== DATASET ENTRIES ==
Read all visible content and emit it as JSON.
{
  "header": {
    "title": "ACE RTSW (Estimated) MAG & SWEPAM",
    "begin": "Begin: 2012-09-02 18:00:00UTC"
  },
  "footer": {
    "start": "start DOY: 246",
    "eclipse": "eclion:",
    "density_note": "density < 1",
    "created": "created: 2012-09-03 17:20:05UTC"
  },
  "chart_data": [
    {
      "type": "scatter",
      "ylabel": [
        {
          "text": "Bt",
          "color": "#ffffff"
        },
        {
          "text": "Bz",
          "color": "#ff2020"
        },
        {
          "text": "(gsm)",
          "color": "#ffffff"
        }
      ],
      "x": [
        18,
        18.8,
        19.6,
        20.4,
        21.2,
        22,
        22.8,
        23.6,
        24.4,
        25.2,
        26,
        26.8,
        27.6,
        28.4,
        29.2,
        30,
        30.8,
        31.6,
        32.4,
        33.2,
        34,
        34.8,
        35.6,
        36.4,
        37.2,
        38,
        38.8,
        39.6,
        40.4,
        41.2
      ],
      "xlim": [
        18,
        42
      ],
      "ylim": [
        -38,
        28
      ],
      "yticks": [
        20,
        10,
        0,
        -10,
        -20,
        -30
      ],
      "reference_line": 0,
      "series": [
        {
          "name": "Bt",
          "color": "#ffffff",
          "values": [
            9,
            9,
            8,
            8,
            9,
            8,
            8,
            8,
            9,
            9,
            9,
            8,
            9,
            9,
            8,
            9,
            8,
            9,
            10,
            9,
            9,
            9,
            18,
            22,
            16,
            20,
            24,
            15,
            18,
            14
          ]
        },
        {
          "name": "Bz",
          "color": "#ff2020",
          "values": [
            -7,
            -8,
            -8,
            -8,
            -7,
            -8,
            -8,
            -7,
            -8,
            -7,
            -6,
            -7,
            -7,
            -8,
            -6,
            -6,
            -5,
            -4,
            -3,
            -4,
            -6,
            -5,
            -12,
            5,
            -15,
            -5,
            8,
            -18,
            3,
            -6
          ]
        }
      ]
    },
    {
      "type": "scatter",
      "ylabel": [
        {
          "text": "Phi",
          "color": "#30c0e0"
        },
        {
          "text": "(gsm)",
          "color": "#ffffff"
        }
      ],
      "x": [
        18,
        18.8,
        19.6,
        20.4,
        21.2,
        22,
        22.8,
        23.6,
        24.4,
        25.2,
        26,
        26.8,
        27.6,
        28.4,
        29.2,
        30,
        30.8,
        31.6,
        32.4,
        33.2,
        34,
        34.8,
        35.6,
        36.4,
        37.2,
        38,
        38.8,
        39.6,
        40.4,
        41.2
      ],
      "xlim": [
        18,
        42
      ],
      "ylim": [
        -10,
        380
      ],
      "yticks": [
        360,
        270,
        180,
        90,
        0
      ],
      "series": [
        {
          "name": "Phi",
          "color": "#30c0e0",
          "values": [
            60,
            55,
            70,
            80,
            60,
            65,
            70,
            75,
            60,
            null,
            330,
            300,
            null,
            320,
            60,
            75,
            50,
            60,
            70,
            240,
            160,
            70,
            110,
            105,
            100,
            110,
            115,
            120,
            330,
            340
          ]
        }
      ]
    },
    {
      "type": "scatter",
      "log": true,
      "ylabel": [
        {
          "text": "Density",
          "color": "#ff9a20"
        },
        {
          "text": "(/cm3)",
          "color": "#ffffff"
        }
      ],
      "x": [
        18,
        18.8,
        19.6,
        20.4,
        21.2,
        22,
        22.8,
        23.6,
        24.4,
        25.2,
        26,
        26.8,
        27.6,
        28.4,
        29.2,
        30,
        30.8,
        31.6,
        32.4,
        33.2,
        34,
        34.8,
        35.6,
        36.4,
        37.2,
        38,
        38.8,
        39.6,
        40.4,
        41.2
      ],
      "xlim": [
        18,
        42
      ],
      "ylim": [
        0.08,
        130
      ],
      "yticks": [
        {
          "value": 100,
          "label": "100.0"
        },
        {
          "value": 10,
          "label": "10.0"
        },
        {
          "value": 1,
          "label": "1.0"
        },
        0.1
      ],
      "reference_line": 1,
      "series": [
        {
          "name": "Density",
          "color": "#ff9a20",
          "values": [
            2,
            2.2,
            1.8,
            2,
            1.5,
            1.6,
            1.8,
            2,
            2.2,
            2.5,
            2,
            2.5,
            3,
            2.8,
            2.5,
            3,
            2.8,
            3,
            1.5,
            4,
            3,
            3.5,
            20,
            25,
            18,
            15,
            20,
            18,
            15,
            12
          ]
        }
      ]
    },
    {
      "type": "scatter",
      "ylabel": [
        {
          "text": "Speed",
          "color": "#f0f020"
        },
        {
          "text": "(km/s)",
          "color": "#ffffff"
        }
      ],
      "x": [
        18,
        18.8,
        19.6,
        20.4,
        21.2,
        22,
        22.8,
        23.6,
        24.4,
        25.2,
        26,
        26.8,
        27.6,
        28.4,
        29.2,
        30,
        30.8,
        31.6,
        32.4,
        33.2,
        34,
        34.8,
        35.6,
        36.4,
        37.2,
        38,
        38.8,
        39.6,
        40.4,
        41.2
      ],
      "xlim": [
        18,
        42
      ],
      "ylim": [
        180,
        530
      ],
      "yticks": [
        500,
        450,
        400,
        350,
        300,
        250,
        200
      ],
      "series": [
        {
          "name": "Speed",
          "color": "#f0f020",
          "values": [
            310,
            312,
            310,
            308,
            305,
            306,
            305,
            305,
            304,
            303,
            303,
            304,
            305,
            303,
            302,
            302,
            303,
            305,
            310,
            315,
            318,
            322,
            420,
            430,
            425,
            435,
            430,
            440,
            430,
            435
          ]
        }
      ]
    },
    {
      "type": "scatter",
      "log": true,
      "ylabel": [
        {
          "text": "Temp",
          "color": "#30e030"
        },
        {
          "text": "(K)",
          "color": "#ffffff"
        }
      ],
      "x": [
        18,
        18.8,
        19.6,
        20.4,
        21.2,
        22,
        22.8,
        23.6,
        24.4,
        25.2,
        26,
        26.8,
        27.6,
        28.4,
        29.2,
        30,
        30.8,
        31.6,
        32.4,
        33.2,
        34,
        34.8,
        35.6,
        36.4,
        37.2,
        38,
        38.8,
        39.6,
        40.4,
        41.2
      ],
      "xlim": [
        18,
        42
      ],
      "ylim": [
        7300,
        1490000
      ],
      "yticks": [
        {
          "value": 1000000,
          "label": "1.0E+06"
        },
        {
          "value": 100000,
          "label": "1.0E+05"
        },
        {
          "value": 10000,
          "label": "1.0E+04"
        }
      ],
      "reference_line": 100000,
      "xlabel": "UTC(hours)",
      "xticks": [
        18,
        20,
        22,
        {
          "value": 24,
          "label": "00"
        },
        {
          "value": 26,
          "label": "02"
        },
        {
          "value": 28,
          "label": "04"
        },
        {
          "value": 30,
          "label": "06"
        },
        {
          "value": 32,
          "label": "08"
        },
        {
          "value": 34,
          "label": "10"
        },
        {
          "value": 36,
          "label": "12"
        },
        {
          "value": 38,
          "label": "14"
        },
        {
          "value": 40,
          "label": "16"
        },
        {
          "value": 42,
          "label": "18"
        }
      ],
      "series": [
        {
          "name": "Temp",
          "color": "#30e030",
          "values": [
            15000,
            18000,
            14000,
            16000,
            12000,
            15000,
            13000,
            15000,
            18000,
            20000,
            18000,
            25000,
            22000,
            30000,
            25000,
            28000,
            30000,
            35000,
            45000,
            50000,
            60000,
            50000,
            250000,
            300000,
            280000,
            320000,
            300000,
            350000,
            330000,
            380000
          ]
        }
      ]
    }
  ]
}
===
## WORK TO BE COMPLETED:
Copy out the whole listing exactly as written.

## RESPONSE TO THE EXERCISE:
Read all visible content and emit it as JSON.
{
  "header": {
    "title": "ACE RTSW (Estimated) MAG & SWEPAM",
    "begin": "Begin: 2012-09-02 18:00:00UTC"
  },
  "footer": {
    "start": "start DOY: 246",
    "eclipse": "eclion:",
    "density_note": "density < 1",
    "created": "created: 2012-09-03 17:20:05UTC"
  },
  "chart_data": [
    {
      "type": "scatter",
      "ylabel": [
        {
          "text": "Bt",
          "color": "#ffffff"
        },
        {
          "text": "Bz",
          "color": "#ff2020"
        },
        {
          "text": "(gsm)",
          "color": "#ffffff"
        }
      ],
      "x": [
        18,
        18.8,
        19.6,
        20.4,
        21.2,
        22,
        22.8,
        23.6,
        24.4,
        25.2,
        26,
        26.8,
        27.6,
        28.4,
        29.2,
        30,
        30.8,
        31.6,
        32.4,
        33.2,
        34,
        34.8,
        35.6,
        36.4,
        37.2,
        38,
        38.8,
        39.6,
        40.4,
        41.2
      ],
      "xlim": [
        18,
        42
      ],
      "ylim": [
        -38,
        28
      ],
      "yticks": [
        20,
        10,
        0,
        -10,
        -20,
        -30
      ],
      "reference_line": 0,
      "series": [
        {
          "name": "Bt",
          "color": "#ffffff",
          "values": [
            9,
            9,
            8,
            8,
            9,
            8,
            8,
            8,
            9,
            9,
            9,
            8,
            9,
            9,
            8,
            9,
            8,
            9,
            10,
            9,
            9,
            9,
            18,
            22,
            16,
            20,
            24,
            15,
            18,
            14
          ]
        },
        {
          "name": "Bz",
          "color": "#ff2020",
          "values": [
            -7,
            -8,
            -8,
            -8,
            -7,
            -8,
            -8,
            -7,
            -8,
            -7,
            -6,
            -7,
            -7,
            -8,
            -6,
            -6,
            -5,
            -4,
            -3,
            -4,
            -6,
            -5,
            -12,
            5,
            -15,
            -5,
            8,
            -18,
            3,
            -6
          ]
        }
      ]
    },
    {
      "type": "scatter",
      "ylabel": [
        {
          "text": "Phi",
          "color": "#30c0e0"
        },
        {
          "text": "(gsm)",
          "color": "#ffffff"
        }
      ],
      "x": [
        18,
        18.8,
        19.6,
        20.4,
        21.2,
        22,
        22.8,
        23.6,
        24.4,
        25.2,
        26,
        26.8,
        27.6,
        28.4,
        29.2,
        30,
        30.8,
        31.6,
        32.4,
        33.2,
        34,
        34.8,
        35.6,
        36.4,
        37.2,
        38,
        38.8,
        39.6,
        40.4,
        41.2
      ],
      "xlim": [
        18,
        42
      ],
      "ylim": [
        -10,
        380
      ],
      "yticks": [
        360,
        270,
        180,
        90,
        0
      ],
      "series": [
        {
          "name": "Phi",
          "color": "#30c0e0",
          "values": [
            60,
            55,
            70,
            80,
            60,
            65,
            70,
            75,
            60,
            null,
            330,
            300,
            null,
            320,
            60,
            75,
            50,
            60,
            70,
            240,
            160,
            70,
            110,
            105,
            100,
            110,
            115,
            120,
            330,
            340
          ]
        }
      ]
    },
    {
      "type": "scatter",
      "log": true,
      "ylabel": [
        {
          "text": "Density",
          "color": "#ff9a20"
        },
        {
          "text": "(/cm3)",
          "color": "#ffffff"
        }
      ],
      "x": [
        18,
        18.8,
        19.6,
        20.4,
        21.2,
        22,
        22.8,
        23.6,
        24.4,
        25.2,
        26,
        26.8,
        27.6,
        28.4,
        29.2,
        30,
        30.8,
        31.6,
        32.4,
        33.2,
        34,
        34.8,
        35.6,
        36.4,
        37.2,
        38,
        38.8,
        39.6,
        40.4,
        41.2
      ],
      "xlim": [
        18,
        42
      ],
      "ylim": [
        0.08,
        130
      ],
      "yticks": [
        {
          "value": 100,
          "label": "100.0"
        },
        {
          "value": 10,
          "label": "10.0"
        },
        {
          "value": 1,
          "label": "1.0"
        },
        0.1
      ],
      "reference_line": 1,
      "series": [
        {
          "name": "Density",
          "color": "#ff9a20",
          "values": [
            2,
            2.2,
            1.8,
            2,
            1.5,
            1.6,
            1.8,
            2,
            2.2,
            2.5,
            2,
            2.5,
            3,
            2.8,
            2.5,
            3,
            2.8,
            3,
            1.5,
            4,
            3,
            3.5,
            20,
            25,
            18,
            15,
            20,
            18,
            15,
            12
          ]
        }
      ]
    },
    {
      "type": "scatter",
      "ylabel": [
        {
          "text": "Speed",
          "color": "#f0f020"
        },
        {
          "text": "(km/s)",
          "color": "#ffffff"
        }
      ],
      "x": [
        18,
        18.8,
        19.6,
        20.4,
        21.2,
        22,
        22.8,
        23.6,
        24.4,
        25.2,
        26,
        26.8,
        27.6,
        28.4,
        29.2,
        30,
        30.8,
        31.6,
        32.4,
        33.2,
        34,
        34.8,
        35.6,
        36.4,
        37.2,
        38,
        38.8,
        39.6,
        40.4,
        41.2
      ],
      "xlim": [
        18,
        42
      ],
      "ylim": [
        180,
        530
      ],
      "yticks": [
        500,
        450,
        400,
        350,
        300,
        250,
        200
      ],
      "series": [
        {
          "name": "Speed",
          "color": "#f0f020",
          "values": [
            310,
            312,
            310,
            308,
            305,
            306,
            305,
            305,
            304,
            303,
            303,
            304,
            305,
            303,
            302,
            302,
            303,
            305,
            310,
            315,
            318,
            322,
            420,
            430,
            425,
            435,
            430,
            440,
            430,
            435
          ]
        }
      ]
    },
    {
      "type": "scatter",
      "log": true,
      "ylabel": [
        {
          "text": "Temp",
          "color": "#30e030"
        },
        {
          "text": "(K)",
          "color": "#ffffff"
        }
      ],
      "x": [
        18,
        18.8,
        19.6,
        20.4,
        21.2,
        22,
        22.8,
        23.6,
        24.4,
        25.2,
        26,
        26.8,
        27.6,
        28.4,
        29.2,
        30,
        30.8,
        31.6,
        32.4,
        33.2,
        34,
        34.8,
        35.6,
        36.4,
        37.2,
        38,
        38.8,
        39.6,
        40.4,
        41.2
      ],
      "xlim": [
        18,
        42
      ],
      "ylim": [
        7300,
        1490000
      ],
      "yticks": [
        {
          "value": 1000000,
          "label": "1.0E+06"
        },
        {
          "value": 100000,
          "label": "1.0E+05"
        },
        {
          "value": 10000,
          "label": "1.0E+04"
        }
      ],
      "reference_line": 100000,
      "xlabel": "UTC(hours)",
      "xticks": [
        18,
        20,
        22,
        {
          "value": 24,
          "label": "00"
        },
        {
          "value": 26,
          "label": "02"
        },
        {
          "value": 28,
          "label": "04"
        },
        {
          "value": 30,
          "label": "06"
        },
        {
          "value": 32,
          "label": "08"
        },
        {
          "value": 34,
          "label": "10"
        },
        {
          "value": 36,
          "label": "12"
        },
        {
          "value": 38,
          "label": "14"
        },
        {
          "value": 40,
          "label": "16"
        },
        {
          "value": 42,
          "label": "18"
        }
      ],
      "series": [
        {
          "name": "Temp",
          "color": "#30e030",
          "values": [
            15000,
            18000,
            14000,
            16000,
            12000,
            15000,
            13000,
            15000,
            18000,
            20000,
            18000,
            25000,
            22000,
            30000,
            25000,
            28000,
            30000,
            35000,
            45000,
            50000,
            60000,
            50000,
            250000,
            300000,
            280000,
            320000,
            300000,
            350000,
            330000,
            380000
          ]
        }
      ]
    }
  ]
}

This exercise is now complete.